DATA SHOWN >>
++++++++
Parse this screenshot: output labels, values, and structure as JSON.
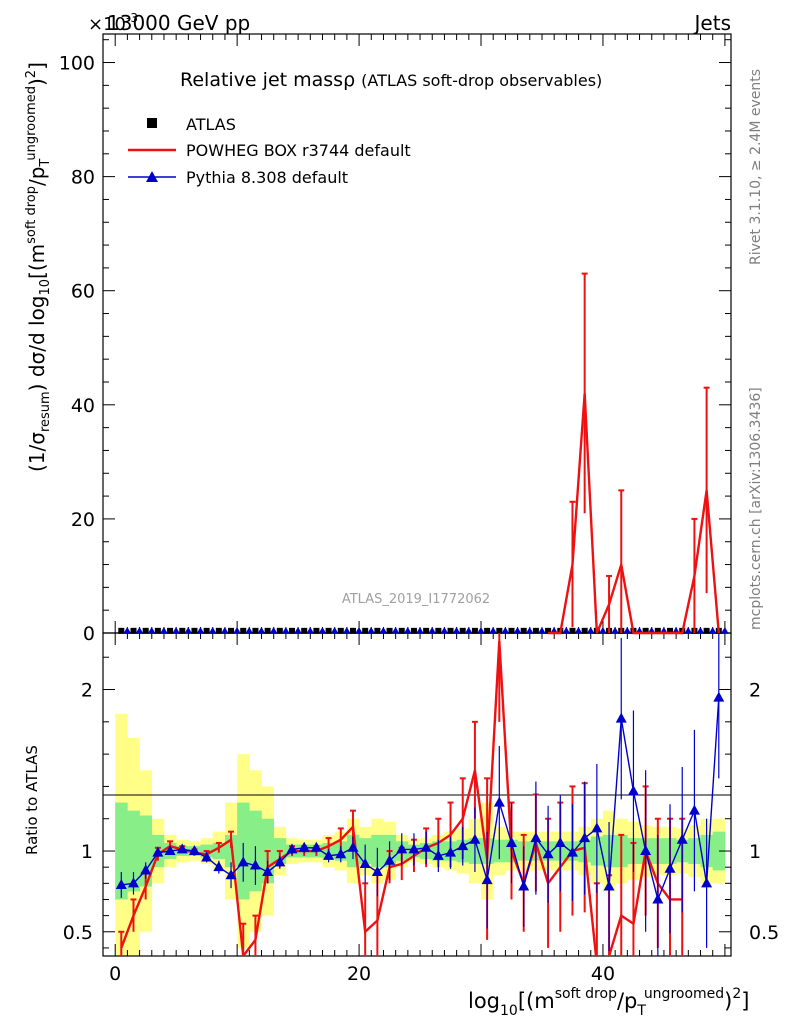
{
  "header": {
    "left": "13000 GeV pp",
    "right": "Jets",
    "exponent": "×10",
    "exponent_power": "-3"
  },
  "side_labels": {
    "rivet": "Rivet 3.1.10, ≥ 2.4M events",
    "mcplots": "mcplots.cern.ch [arXiv:1306.3436]"
  },
  "watermark": "ATLAS_2019_I1772062",
  "legend": {
    "title_main": "Relative jet massρ",
    "title_sub": "(ATLAS soft-drop observables)",
    "entries": [
      {
        "label": "ATLAS",
        "color": "#000000",
        "marker": "square"
      },
      {
        "label": "POWHEG BOX r3744 default",
        "color": "#ee1111",
        "marker": "line"
      },
      {
        "label": "Pythia 8.308 default",
        "color": "#0000cc",
        "marker": "triangle"
      }
    ]
  },
  "axes": {
    "ylabel_top_parts": [
      "(1/σ",
      "resum",
      ") dσ/d log",
      "10",
      "[(m",
      "soft drop",
      "/p",
      "T",
      "ungroomed",
      ")",
      "2",
      "]"
    ],
    "ylabel_bottom": "Ratio to ATLAS",
    "xlabel_parts": [
      "log",
      "10",
      "[(m",
      "soft drop",
      "/p",
      "T",
      "ungroomed",
      ")",
      "2",
      "]"
    ]
  },
  "chart_data": [
    {
      "type": "line",
      "panel": "main",
      "xlim": [
        -1,
        50.5
      ],
      "ylim": [
        0,
        105
      ],
      "y_unit_scale": "×10^-3",
      "x_ticks": [
        0,
        20,
        40
      ],
      "y_ticks": [
        0,
        20,
        40,
        60,
        80,
        100
      ],
      "series": [
        {
          "name": "ATLAS",
          "x": [
            0,
            1,
            2,
            3,
            4,
            5,
            6,
            7,
            8,
            9,
            10,
            11,
            12,
            13,
            14,
            15,
            16,
            17,
            18,
            19,
            20,
            21,
            22,
            23,
            24,
            25,
            26,
            27,
            28,
            29,
            30,
            31,
            32,
            33,
            34,
            35,
            36,
            37,
            38,
            39,
            40,
            41,
            42,
            43,
            44,
            45,
            46,
            47,
            48,
            49
          ],
          "y": [
            0.2,
            0.2,
            0.2,
            0.2,
            0.2,
            0.2,
            0.2,
            0.2,
            0.2,
            0.2,
            0.2,
            0.2,
            0.2,
            0.2,
            0.2,
            0.2,
            0.2,
            0.2,
            0.2,
            0.2,
            0.2,
            0.2,
            0.2,
            0.2,
            0.2,
            0.2,
            0.2,
            0.2,
            0.2,
            0.2,
            0.2,
            0.2,
            0.2,
            0.2,
            0.2,
            0.2,
            0.2,
            0.2,
            0.2,
            0.2,
            0.2,
            0.2,
            0.2,
            0.2,
            0.2,
            0.2,
            0.2,
            0.2,
            0.2,
            0.2
          ]
        },
        {
          "name": "POWHEG BOX r3744 default",
          "x": [
            35.5,
            36.5,
            37.5,
            38.5,
            39.5,
            40.5,
            41.5,
            42.5,
            43.5,
            44.5,
            45.5,
            46.5,
            47.5,
            48.5,
            49.5
          ],
          "y": [
            0,
            0,
            12,
            42,
            0,
            5,
            12,
            0,
            0,
            0,
            0,
            0,
            10,
            25,
            0
          ],
          "err": [
            0,
            0,
            11,
            21,
            0,
            5,
            13,
            0,
            0,
            0,
            0,
            0,
            10,
            18,
            0
          ]
        },
        {
          "name": "Pythia 8.308 default",
          "x": [
            0,
            49
          ],
          "y": [
            0.2,
            0.2
          ]
        }
      ]
    },
    {
      "type": "line",
      "panel": "ratio",
      "xlim": [
        -1,
        50.5
      ],
      "ylim": [
        0.35,
        2.35
      ],
      "y_ticks": [
        0.5,
        1,
        2
      ],
      "series": [
        {
          "name": "POWHEG BOX r3744 default",
          "x": [
            0.5,
            1.5,
            2.5,
            3.5,
            4.5,
            5.5,
            6.5,
            7.5,
            8.5,
            9.5,
            10.5,
            11.5,
            12.5,
            13.5,
            14.5,
            15.5,
            16.5,
            17.5,
            18.5,
            19.5,
            20.5,
            21.5,
            22.5,
            23.5,
            24.5,
            25.5,
            26.5,
            27.5,
            28.5,
            29.5,
            30.5,
            31.5,
            32.5,
            33.5,
            34.5,
            35.5,
            36.5,
            37.5,
            38.5,
            39.5,
            40.5,
            41.5,
            42.5,
            43.5,
            44.5,
            45.5,
            46.5
          ],
          "y": [
            0.4,
            0.6,
            0.78,
            0.98,
            1.03,
            1.01,
            0.99,
            0.98,
            1.02,
            1.07,
            0.35,
            0.45,
            0.9,
            0.95,
            1.0,
            1.0,
            1.0,
            1.03,
            1.07,
            1.15,
            0.5,
            0.57,
            0.9,
            0.92,
            0.97,
            1.02,
            1.05,
            1.1,
            1.2,
            1.5,
            0.95,
            2.3,
            1.0,
            0.8,
            1.05,
            0.8,
            0.9,
            1.0,
            1.02,
            0.3,
            0.35,
            0.6,
            0.55,
            1.0,
            0.8,
            0.7,
            0.7
          ],
          "err": [
            0.1,
            0.1,
            0.08,
            0.04,
            0.03,
            0.02,
            0.02,
            0.02,
            0.03,
            0.05,
            0.2,
            0.15,
            0.1,
            0.05,
            0.03,
            0.03,
            0.03,
            0.05,
            0.07,
            0.1,
            0.3,
            0.3,
            0.1,
            0.1,
            0.1,
            0.12,
            0.15,
            0.2,
            0.25,
            0.3,
            0.5,
            0.5,
            0.3,
            0.3,
            0.3,
            0.4,
            0.4,
            0.4,
            0.4,
            0.5,
            0.5,
            0.5,
            0.5,
            0.4,
            0.4,
            0.5,
            0.5
          ]
        },
        {
          "name": "Pythia 8.308 default",
          "x": [
            0.5,
            1.5,
            2.5,
            3.5,
            4.5,
            5.5,
            6.5,
            7.5,
            8.5,
            9.5,
            10.5,
            11.5,
            12.5,
            13.5,
            14.5,
            15.5,
            16.5,
            17.5,
            18.5,
            19.5,
            20.5,
            21.5,
            22.5,
            23.5,
            24.5,
            25.5,
            26.5,
            27.5,
            28.5,
            29.5,
            30.5,
            31.5,
            32.5,
            33.5,
            34.5,
            35.5,
            36.5,
            37.5,
            38.5,
            39.5,
            40.5,
            41.5,
            42.5,
            43.5,
            44.5,
            45.5,
            46.5,
            47.5,
            48.5,
            49.5
          ],
          "y": [
            0.79,
            0.8,
            0.88,
            0.99,
            1.0,
            1.01,
            1.0,
            0.96,
            0.9,
            0.85,
            0.93,
            0.91,
            0.87,
            0.93,
            1.01,
            1.02,
            1.02,
            0.97,
            0.98,
            1.02,
            0.92,
            0.87,
            0.94,
            1.01,
            1.01,
            1.02,
            0.97,
            0.99,
            1.03,
            1.07,
            0.82,
            1.3,
            1.05,
            0.78,
            1.08,
            0.98,
            1.05,
            0.99,
            1.08,
            1.14,
            0.78,
            1.82,
            1.37,
            1.0,
            0.7,
            0.89,
            1.07,
            1.25,
            0.8,
            1.95
          ],
          "err": [
            0.08,
            0.07,
            0.05,
            0.03,
            0.02,
            0.02,
            0.02,
            0.03,
            0.04,
            0.08,
            0.12,
            0.12,
            0.07,
            0.04,
            0.03,
            0.03,
            0.03,
            0.04,
            0.05,
            0.07,
            0.12,
            0.15,
            0.12,
            0.1,
            0.1,
            0.1,
            0.1,
            0.1,
            0.12,
            0.2,
            0.3,
            0.35,
            0.25,
            0.25,
            0.35,
            0.3,
            0.3,
            0.3,
            0.35,
            0.4,
            0.4,
            0.5,
            0.5,
            0.5,
            0.4,
            0.4,
            0.45,
            0.5,
            0.4,
            0.5
          ]
        }
      ],
      "bands": [
        {
          "name": "green",
          "halfwidth": [
            0.3,
            0.25,
            0.22,
            0.1,
            0.05,
            0.03,
            0.03,
            0.04,
            0.05,
            0.1,
            0.3,
            0.25,
            0.2,
            0.08,
            0.04,
            0.04,
            0.04,
            0.05,
            0.06,
            0.1,
            0.08,
            0.1,
            0.1,
            0.06,
            0.04,
            0.05,
            0.06,
            0.06,
            0.07,
            0.08,
            0.08,
            0.07,
            0.07,
            0.06,
            0.06,
            0.06,
            0.06,
            0.06,
            0.07,
            0.09,
            0.1,
            0.1,
            0.08,
            0.08,
            0.08,
            0.08,
            0.07,
            0.08,
            0.1,
            0.12
          ]
        },
        {
          "name": "yellow",
          "halfwidth": [
            0.85,
            0.7,
            0.5,
            0.2,
            0.1,
            0.07,
            0.06,
            0.08,
            0.12,
            0.3,
            0.6,
            0.5,
            0.4,
            0.15,
            0.08,
            0.07,
            0.07,
            0.1,
            0.12,
            0.2,
            0.15,
            0.2,
            0.18,
            0.1,
            0.07,
            0.08,
            0.1,
            0.12,
            0.14,
            0.2,
            0.3,
            0.15,
            0.12,
            0.12,
            0.12,
            0.12,
            0.12,
            0.12,
            0.15,
            0.2,
            0.25,
            0.2,
            0.18,
            0.16,
            0.15,
            0.15,
            0.14,
            0.16,
            0.2,
            0.2
          ]
        }
      ]
    }
  ]
}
++++++++
THE REQUEST >>
Filter out every line that lacks the word "color", and copy the rest.

ANSWER BELOW >>
        "color": "#000000",
        "color": "#ee1111",
        "color": "#0000cc",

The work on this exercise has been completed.